1. Философские основы педагогики Александра Нилла
Если бы самого Александра Нилла спросили, каковы корни его философии образования, он, вероятно, ответил бы насмешливо резкое, что-нибудь вроде того, что он никогда не читал никаких философов и не считает, что это так уж необходимо для того, чтобы иметь собственную философию образования. Скорее всего, так оно и было — не читал и не считал. Нилл не был профессиональным философом, он хотел создать (и создал) школу, которая решительно противостояла (и до сих пор противостоит, теперь уже под руководством его дочери Зои) традиционной системе образования. Однако тем интереснее становится отыскать философскую традицию, в контекст которой адекватно, без насилия вписывалась бы позиция — философская, жизненная, педагогическая — этого единственного в своем роде автора и деятеля. Слово и дело у Александра Нилла почти неразделимы, но все же текст, слава богу, существует и сам по себе, его можно даже перевести на другой язык, над ним можно думать, извлекать из него уроки и искать исторические и философские соответствия. Вслушаемся еще раз — можно ли найти в истории философии аналог этой совокупности идей и этому стилю высказываний:
Так вот, мы взялись создать школу, в которой у детей была бы свобода быть самими собой. Чтобы сделать это, мы должны были отказаться от всякой дисциплины, всякого управления, всякого внушения, всяких моральных поучений, всякого религиозного наставления...

########################################

# КОРОТКОЕ ЗАДАНИЕ:
Перепишите целиком и дословно приведённый выше фрагмент о философских основах педагогики Александра Нилла.

# ИЗВЛЕЧЁННЫЕ МАТЕРИАЛЫ:
########################################

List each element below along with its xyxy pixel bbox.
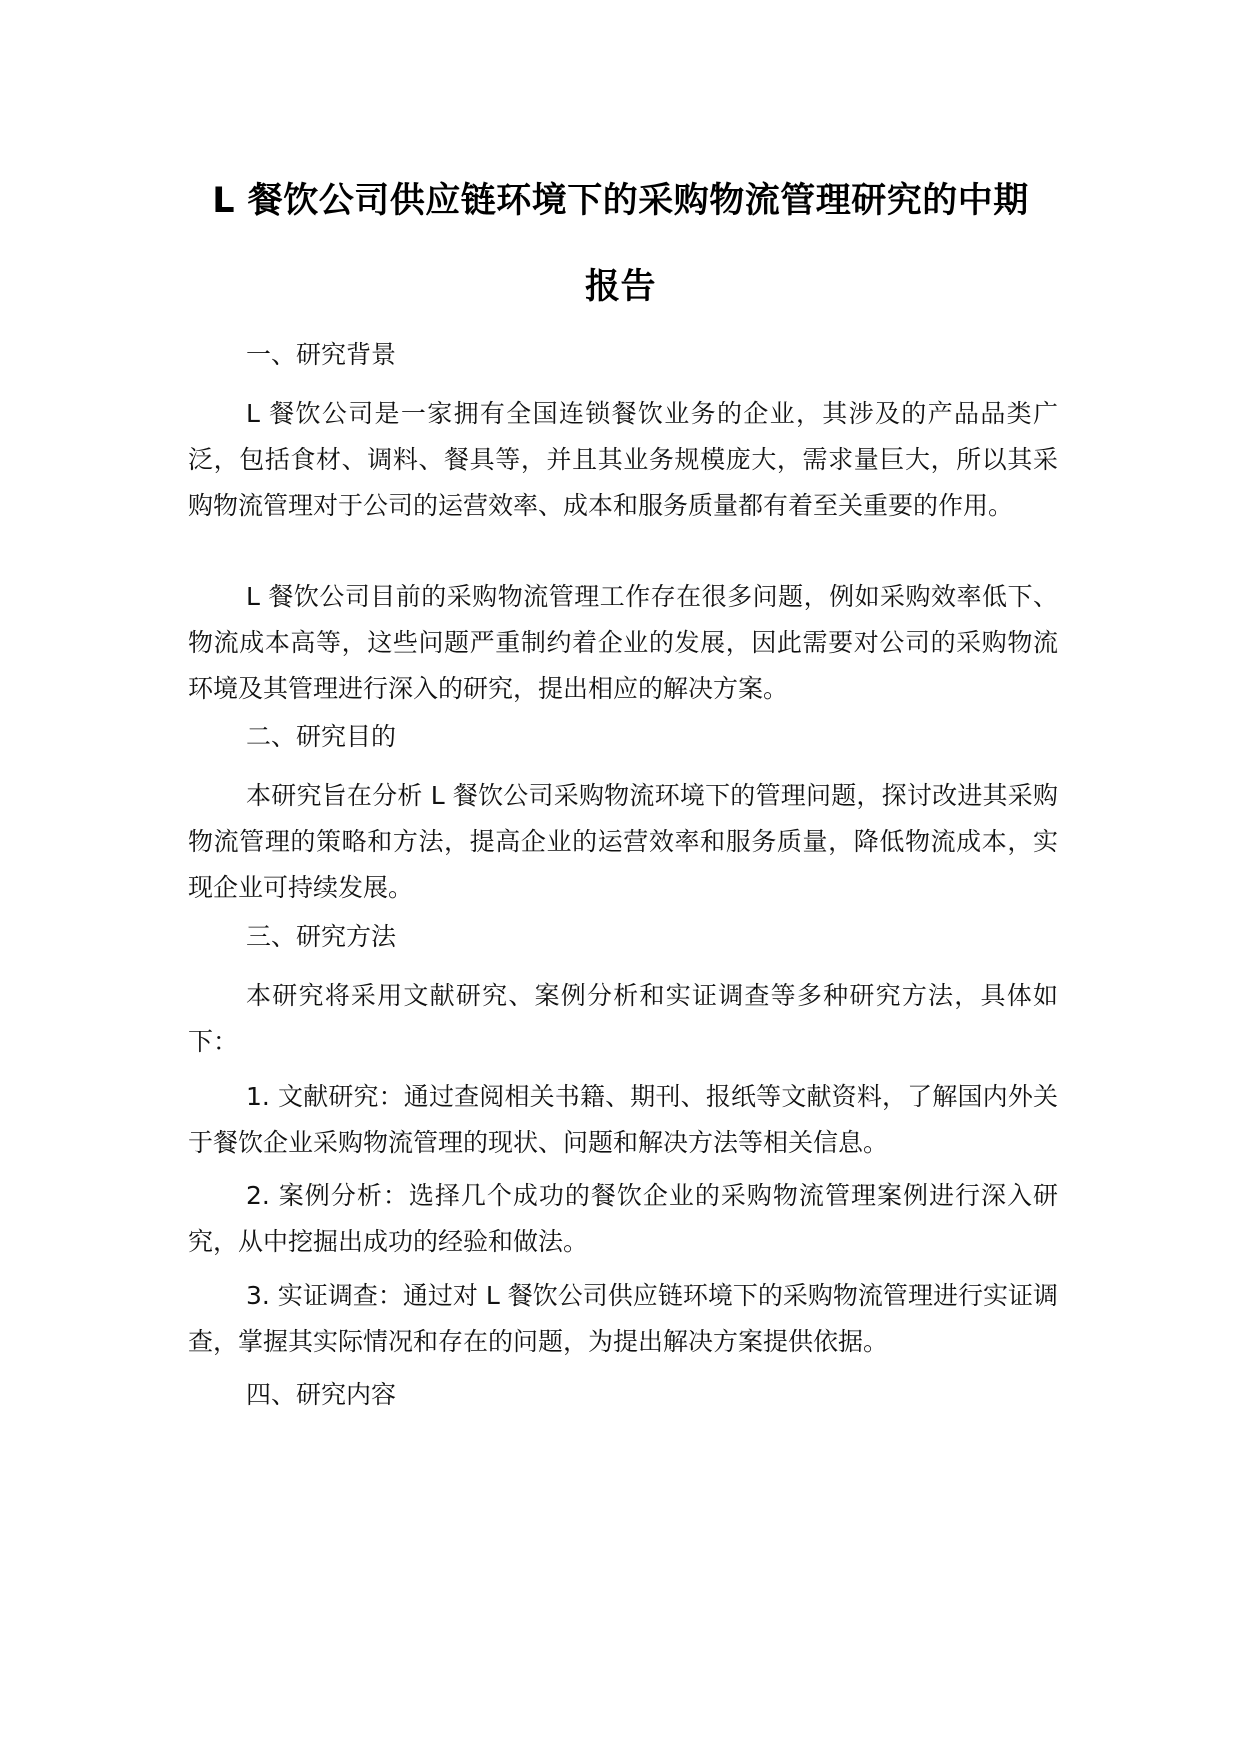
paragraph-background-1: L 餐饮公司是一家拥有全国连锁餐饮业务的企业，其涉及的产品品类广泛，包括食材、调料、餐具等，并且其业务规模庞大，需求量巨大，所以其采购物流管理对于公司的运营效率、成本和服务质量都有着至关重要的作用。 xyxy=(188,399,1058,520)
paragraph-method-survey: 3. 实证调查：通过对 L 餐饮公司供应链环境下的采购物流管理进行实证调查，掌握其实际情况和存在的问题，为提出解决方案提供依据。 xyxy=(188,1281,1058,1356)
paragraph-purpose: 本研究旨在分析 L 餐饮公司采购物流环境下的管理问题，探讨改进其采购物流管理的策略和方法，提高企业的运营效率和服务质量，降低物流成本，实现企业可持续发展。 xyxy=(188,781,1058,902)
section-heading-background: 一、研究背景 xyxy=(246,340,397,369)
paragraph-method-intro: 本研究将采用文献研究、案例分析和实证调查等多种研究方法，具体如下： xyxy=(188,981,1058,1056)
section-heading-content: 四、研究内容 xyxy=(246,1380,397,1409)
paragraph-method-case: 2. 案例分析：选择几个成功的餐饮企业的采购物流管理案例进行深入研究，从中挖掘出成功的经验和做法。 xyxy=(188,1181,1058,1256)
section-heading-purpose: 二、研究目的 xyxy=(246,722,397,751)
document-title-line-1: L 餐饮公司供应链环境下的采购物流管理研究的中期 xyxy=(212,181,1029,221)
paragraph-method-literature: 1. 文献研究：通过查阅相关书籍、期刊、报纸等文献资料，了解国内外关于餐饮企业采购物流管理的现状、问题和解决方法等相关信息。 xyxy=(188,1082,1058,1157)
paragraph-background-2: L 餐饮公司目前的采购物流管理工作存在很多问题，例如采购效率低下、物流成本高等，这些问题严重制约着企业的发展，因此需要对公司的采购物流环境及其管理进行深入的研究，提出相应的解决方案。 xyxy=(188,582,1058,703)
section-heading-method: 三、研究方法 xyxy=(246,922,397,951)
document-title-line-2: 报告 xyxy=(584,267,656,307)
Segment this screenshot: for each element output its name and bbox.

########################################

# ОЖИДАЕМЫЙ РЕЗУЛЬТАТ:
1. Философские основы педагогики Александра Нилла
Если бы самого Александра Нилла спросили, каковы корни его философии образования, он, вероятно, ответил бы насмешливо резкое, что-нибудь вроде того, что он никогда не читал никаких философов и не считает, что это так уж необходимо для того, чтобы иметь собственную философию образования. Скорее всего, так оно и было — не читал и не считал. Нилл не был профессиональным философом, он хотел создать (и создал) школу, которая решительно противостояла (и до сих пор противостоит, теперь уже под руководством его дочери Зои) традиционной системе образования. Однако тем интереснее становится отыскать философскую традицию, в контекст которой адекватно, без насилия вписывалась бы позиция — философская, жизненная, педагогическая — этого единственного в своем роде автора и деятеля. Слово и дело у Александра Нилла почти неразделимы, но все же текст, слава богу, существует и сам по себе, его можно даже перевести на другой язык, над ним можно думать, извлекать из него уроки и искать исторические и философские соответствия. Вслушаемся еще раз — можно ли найти в истории философии аналог этой совокупности идей и этому стилю высказываний:
Так вот, мы взялись создать школу, в которой у детей была бы свобода быть самими собой. Чтобы сделать это, мы должны были отказаться от всякой дисциплины, всякого управления, всякого внушения, всяких моральных поучений, всякого религиозного наставления...